• What you will do:
Identify the lines that contain the string "JSON", then copy each of them.

[Entries from a visual dataset]
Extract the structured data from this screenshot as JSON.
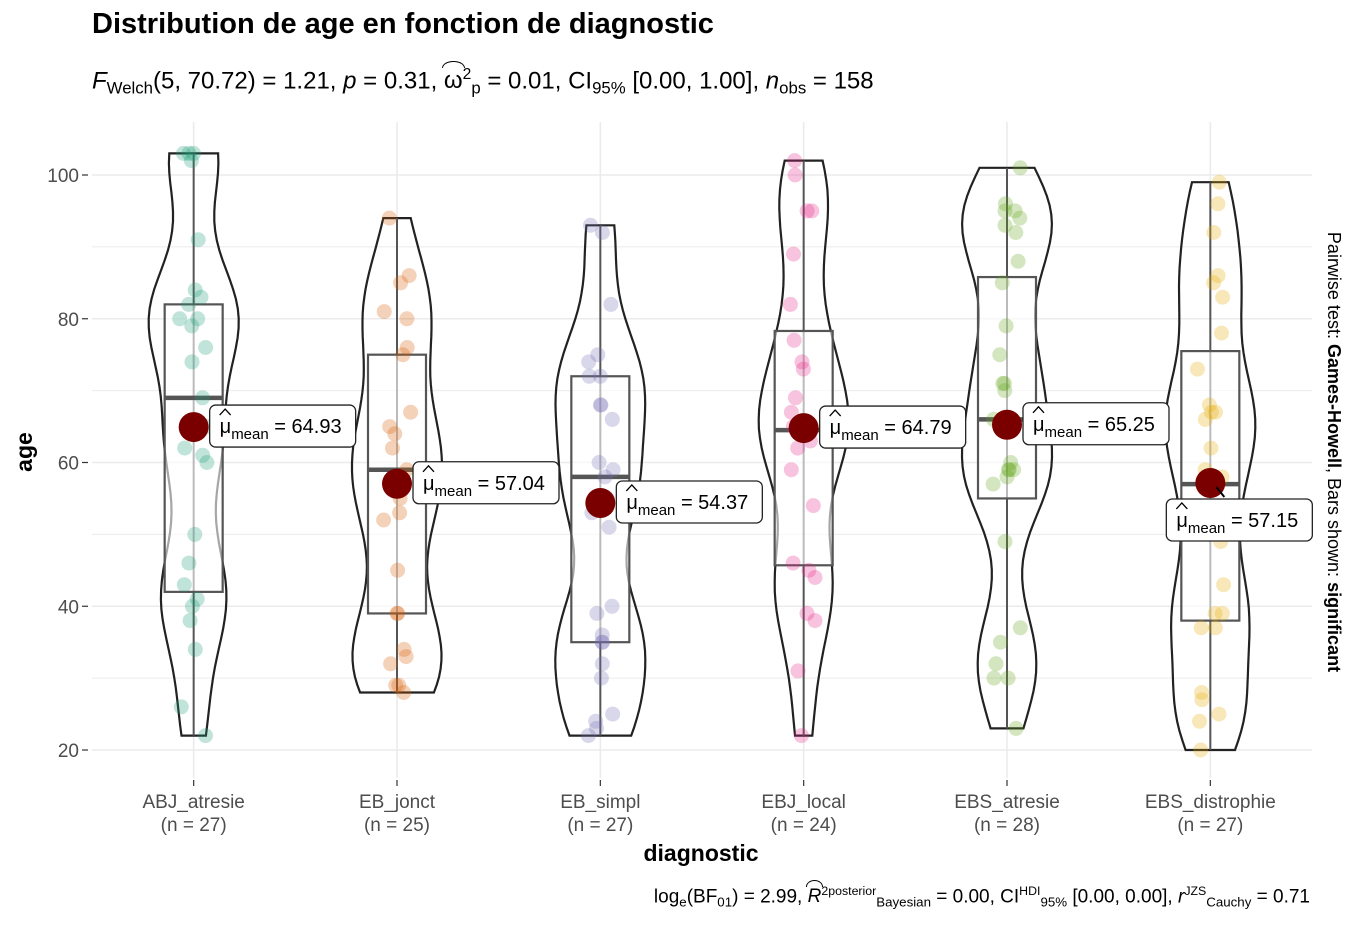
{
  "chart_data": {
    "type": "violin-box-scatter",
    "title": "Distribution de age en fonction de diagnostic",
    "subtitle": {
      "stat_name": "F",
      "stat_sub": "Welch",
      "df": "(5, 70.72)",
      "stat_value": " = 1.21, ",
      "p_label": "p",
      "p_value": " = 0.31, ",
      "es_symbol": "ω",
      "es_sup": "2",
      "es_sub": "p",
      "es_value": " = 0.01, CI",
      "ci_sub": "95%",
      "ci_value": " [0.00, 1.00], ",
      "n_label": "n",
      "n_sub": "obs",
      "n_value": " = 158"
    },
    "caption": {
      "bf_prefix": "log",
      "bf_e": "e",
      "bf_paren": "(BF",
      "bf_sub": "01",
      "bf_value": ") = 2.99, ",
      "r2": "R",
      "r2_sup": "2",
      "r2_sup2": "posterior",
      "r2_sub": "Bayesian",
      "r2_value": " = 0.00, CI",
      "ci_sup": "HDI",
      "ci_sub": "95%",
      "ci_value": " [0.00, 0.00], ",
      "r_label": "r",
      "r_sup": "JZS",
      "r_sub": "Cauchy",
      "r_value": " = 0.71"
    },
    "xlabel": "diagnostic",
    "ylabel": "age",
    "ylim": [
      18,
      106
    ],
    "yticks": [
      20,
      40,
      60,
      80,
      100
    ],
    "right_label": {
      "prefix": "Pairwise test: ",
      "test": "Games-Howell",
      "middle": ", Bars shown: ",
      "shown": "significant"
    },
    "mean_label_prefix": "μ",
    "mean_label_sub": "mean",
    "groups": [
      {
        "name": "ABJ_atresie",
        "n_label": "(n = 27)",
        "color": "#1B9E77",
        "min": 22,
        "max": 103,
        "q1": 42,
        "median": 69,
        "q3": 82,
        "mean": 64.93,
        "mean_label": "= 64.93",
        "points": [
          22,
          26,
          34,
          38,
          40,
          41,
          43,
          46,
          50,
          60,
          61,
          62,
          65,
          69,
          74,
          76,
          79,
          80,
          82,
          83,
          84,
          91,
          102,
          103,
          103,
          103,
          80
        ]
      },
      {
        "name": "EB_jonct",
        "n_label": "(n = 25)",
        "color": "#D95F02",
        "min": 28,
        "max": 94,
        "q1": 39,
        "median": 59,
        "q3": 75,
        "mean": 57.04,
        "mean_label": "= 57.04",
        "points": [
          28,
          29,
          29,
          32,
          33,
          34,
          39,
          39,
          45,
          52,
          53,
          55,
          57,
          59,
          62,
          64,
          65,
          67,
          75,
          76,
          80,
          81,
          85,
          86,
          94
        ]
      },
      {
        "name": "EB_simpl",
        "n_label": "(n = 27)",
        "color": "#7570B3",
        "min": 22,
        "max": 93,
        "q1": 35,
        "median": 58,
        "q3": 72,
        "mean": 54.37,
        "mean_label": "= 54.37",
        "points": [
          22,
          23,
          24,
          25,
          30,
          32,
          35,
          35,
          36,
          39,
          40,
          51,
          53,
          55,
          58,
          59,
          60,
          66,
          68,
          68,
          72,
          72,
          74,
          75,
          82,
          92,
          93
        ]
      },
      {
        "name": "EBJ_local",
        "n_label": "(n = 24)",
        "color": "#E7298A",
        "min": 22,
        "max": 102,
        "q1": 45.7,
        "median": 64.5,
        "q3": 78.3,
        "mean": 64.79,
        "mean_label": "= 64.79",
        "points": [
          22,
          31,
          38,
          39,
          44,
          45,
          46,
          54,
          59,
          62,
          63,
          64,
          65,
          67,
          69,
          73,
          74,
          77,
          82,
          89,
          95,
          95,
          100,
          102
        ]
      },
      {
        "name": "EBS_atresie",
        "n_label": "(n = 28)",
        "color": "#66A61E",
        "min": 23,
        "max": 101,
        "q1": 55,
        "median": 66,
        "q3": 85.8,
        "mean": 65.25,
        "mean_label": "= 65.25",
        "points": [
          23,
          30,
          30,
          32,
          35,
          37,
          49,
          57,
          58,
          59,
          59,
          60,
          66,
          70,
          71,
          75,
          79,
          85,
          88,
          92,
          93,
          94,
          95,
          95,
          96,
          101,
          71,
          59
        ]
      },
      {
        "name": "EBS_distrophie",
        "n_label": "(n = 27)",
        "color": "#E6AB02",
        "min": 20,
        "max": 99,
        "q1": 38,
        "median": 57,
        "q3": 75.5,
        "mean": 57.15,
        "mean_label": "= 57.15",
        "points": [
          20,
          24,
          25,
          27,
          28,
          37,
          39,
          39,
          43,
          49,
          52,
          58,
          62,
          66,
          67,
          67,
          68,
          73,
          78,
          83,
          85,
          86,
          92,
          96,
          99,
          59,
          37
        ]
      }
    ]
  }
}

--

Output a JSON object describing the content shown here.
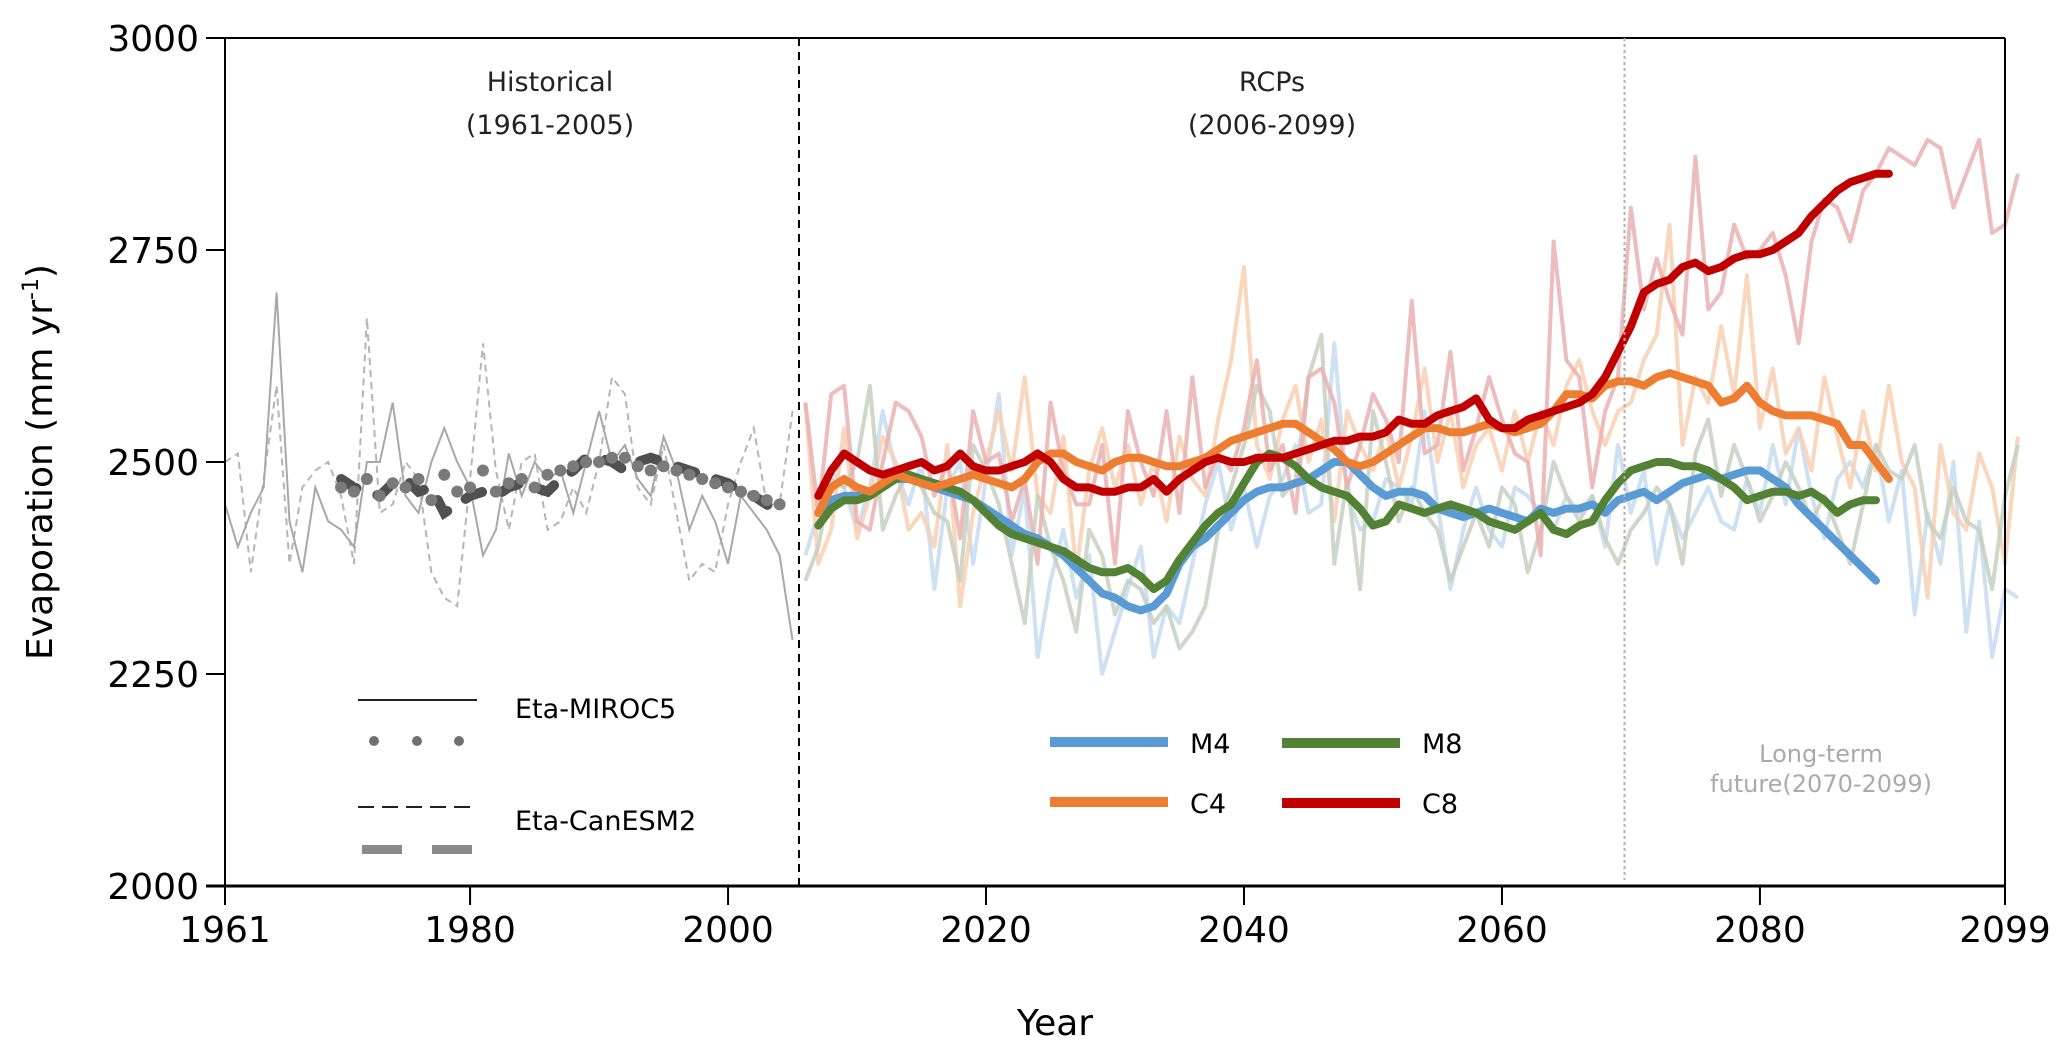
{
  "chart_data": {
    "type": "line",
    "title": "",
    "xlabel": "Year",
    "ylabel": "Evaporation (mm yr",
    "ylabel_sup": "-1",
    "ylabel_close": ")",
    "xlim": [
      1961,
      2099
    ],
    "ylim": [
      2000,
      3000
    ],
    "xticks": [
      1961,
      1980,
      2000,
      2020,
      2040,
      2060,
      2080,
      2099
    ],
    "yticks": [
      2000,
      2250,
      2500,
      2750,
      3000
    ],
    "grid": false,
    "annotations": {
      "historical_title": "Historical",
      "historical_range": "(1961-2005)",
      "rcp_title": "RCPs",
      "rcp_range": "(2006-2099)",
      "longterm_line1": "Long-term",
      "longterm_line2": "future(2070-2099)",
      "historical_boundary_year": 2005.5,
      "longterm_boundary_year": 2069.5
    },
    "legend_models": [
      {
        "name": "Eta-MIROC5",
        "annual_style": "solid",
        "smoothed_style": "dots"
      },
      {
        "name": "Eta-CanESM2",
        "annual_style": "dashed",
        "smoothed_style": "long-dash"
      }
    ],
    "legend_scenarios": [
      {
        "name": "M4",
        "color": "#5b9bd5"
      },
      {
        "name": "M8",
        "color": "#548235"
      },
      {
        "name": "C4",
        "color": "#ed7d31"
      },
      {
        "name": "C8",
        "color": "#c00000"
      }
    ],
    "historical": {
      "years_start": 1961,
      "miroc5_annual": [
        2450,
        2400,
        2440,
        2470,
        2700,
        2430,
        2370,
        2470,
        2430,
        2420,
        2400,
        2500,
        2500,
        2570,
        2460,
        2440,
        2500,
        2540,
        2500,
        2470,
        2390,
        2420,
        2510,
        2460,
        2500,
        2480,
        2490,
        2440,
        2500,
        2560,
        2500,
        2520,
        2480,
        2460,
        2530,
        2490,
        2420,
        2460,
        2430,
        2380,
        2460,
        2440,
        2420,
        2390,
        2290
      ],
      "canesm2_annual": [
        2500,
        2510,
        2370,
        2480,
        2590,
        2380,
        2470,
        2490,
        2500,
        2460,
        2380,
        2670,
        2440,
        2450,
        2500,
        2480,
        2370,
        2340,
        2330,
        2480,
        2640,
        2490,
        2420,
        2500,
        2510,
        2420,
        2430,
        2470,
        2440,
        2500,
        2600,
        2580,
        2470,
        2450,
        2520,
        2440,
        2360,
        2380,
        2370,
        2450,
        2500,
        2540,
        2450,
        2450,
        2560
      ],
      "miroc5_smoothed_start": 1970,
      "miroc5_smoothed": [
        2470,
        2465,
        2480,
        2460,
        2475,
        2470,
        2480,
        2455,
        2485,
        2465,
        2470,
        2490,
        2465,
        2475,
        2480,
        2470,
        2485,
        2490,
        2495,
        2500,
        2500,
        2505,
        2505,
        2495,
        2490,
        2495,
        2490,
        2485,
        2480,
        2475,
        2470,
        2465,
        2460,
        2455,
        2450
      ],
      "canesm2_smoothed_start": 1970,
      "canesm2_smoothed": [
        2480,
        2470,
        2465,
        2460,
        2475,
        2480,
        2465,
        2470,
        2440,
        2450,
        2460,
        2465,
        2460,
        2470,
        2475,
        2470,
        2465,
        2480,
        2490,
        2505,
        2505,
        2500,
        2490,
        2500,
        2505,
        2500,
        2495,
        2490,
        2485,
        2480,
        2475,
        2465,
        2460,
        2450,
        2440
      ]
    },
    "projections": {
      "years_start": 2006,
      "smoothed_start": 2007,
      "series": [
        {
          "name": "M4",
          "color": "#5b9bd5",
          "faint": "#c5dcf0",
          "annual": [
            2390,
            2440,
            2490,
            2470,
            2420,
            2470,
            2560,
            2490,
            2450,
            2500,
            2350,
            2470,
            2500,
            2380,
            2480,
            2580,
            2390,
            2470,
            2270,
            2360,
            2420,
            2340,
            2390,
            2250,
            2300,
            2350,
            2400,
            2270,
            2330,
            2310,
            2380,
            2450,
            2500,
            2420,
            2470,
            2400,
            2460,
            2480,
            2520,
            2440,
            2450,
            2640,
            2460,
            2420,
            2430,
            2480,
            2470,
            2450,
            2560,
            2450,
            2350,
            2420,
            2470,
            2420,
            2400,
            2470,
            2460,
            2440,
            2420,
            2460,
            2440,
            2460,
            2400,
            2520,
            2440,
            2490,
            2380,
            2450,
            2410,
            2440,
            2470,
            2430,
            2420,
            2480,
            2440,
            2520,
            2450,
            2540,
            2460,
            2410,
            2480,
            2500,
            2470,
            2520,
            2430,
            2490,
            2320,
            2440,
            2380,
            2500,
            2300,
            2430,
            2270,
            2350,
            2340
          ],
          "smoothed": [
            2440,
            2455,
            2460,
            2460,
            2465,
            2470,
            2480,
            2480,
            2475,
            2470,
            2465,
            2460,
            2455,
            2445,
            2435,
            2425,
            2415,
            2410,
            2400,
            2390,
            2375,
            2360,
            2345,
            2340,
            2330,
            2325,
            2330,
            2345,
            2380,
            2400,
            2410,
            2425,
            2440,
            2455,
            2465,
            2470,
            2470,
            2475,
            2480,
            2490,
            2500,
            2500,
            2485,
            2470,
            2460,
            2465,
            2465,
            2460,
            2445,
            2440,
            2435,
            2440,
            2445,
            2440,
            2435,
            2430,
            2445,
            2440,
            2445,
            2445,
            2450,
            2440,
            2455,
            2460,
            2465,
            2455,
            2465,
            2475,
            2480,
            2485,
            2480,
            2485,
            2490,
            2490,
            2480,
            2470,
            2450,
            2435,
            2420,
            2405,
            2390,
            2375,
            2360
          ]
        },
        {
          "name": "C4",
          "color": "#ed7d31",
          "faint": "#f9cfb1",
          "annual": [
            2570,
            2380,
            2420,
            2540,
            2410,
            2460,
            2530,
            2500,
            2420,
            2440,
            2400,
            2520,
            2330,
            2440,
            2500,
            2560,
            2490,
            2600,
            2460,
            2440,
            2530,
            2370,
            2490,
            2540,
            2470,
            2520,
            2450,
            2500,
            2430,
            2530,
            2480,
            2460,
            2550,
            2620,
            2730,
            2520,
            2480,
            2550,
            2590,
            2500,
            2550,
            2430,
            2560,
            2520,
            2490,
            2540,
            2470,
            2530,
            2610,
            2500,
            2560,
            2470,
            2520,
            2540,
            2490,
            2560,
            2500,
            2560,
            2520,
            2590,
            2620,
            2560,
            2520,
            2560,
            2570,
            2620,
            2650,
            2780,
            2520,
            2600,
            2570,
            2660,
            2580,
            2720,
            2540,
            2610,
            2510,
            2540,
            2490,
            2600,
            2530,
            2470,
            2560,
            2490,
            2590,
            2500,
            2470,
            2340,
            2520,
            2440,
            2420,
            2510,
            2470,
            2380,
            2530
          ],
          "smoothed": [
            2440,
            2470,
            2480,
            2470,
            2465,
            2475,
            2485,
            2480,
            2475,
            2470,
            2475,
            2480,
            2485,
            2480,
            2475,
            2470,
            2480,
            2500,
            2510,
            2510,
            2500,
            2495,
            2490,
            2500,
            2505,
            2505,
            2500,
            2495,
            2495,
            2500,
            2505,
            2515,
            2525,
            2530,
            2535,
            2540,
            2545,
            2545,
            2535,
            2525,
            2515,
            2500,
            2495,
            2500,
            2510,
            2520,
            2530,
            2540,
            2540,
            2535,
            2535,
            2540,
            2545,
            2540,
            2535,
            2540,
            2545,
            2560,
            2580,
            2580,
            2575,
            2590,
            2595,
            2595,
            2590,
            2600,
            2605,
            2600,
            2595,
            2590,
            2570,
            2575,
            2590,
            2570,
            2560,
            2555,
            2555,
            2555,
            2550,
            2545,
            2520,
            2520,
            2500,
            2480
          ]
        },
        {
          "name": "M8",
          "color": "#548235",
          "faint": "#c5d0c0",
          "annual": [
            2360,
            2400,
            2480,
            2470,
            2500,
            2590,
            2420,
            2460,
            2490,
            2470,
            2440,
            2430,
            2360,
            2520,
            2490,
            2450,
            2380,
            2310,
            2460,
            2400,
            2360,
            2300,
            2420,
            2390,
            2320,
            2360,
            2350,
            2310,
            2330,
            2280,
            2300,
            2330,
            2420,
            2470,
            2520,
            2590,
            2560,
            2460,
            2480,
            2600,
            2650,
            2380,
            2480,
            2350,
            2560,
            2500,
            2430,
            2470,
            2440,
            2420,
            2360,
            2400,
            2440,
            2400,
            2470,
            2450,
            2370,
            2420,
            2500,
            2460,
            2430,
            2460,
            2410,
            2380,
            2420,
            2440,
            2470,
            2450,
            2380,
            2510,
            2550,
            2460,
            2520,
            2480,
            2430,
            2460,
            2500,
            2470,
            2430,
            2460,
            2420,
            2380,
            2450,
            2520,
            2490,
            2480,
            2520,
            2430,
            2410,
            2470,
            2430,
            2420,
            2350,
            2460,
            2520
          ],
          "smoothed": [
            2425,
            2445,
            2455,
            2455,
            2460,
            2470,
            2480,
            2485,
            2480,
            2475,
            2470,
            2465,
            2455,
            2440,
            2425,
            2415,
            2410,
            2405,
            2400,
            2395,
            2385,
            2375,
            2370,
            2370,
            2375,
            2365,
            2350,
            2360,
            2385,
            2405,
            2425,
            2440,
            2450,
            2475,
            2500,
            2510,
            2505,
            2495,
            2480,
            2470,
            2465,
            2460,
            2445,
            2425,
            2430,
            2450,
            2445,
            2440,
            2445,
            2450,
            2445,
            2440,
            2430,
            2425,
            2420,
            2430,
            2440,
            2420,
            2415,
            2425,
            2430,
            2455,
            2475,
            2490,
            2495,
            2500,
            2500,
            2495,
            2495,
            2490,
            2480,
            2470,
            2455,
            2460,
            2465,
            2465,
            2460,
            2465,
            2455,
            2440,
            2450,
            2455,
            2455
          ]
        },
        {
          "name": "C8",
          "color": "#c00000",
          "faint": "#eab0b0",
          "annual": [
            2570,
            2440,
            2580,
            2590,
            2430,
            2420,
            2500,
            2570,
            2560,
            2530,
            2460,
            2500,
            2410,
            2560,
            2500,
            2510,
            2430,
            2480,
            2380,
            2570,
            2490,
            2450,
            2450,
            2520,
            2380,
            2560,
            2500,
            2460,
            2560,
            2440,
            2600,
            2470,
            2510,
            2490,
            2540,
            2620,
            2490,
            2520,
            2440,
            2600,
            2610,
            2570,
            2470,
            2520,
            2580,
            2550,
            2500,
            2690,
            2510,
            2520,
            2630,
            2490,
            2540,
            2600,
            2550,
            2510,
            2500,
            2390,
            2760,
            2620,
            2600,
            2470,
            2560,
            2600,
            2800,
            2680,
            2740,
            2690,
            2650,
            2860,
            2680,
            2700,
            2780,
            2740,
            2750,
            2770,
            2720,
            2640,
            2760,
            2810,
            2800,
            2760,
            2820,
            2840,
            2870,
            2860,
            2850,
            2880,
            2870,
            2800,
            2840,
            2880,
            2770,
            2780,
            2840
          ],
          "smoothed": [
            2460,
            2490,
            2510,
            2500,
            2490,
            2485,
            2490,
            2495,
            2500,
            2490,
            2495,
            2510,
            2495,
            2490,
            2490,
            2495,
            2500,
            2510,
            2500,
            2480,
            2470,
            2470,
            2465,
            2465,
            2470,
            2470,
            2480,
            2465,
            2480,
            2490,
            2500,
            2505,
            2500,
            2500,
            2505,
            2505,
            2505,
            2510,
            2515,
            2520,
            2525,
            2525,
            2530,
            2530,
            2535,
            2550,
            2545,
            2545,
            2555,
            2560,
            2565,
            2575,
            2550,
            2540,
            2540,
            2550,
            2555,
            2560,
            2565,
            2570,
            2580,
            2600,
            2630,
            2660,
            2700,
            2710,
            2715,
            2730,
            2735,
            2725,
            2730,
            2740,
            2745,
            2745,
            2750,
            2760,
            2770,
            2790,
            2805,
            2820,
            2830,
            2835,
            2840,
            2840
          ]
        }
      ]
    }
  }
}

• Solved exercise:
Extract the structured data from this screenshot as JSON.
Output a JSON object describing the content shown here.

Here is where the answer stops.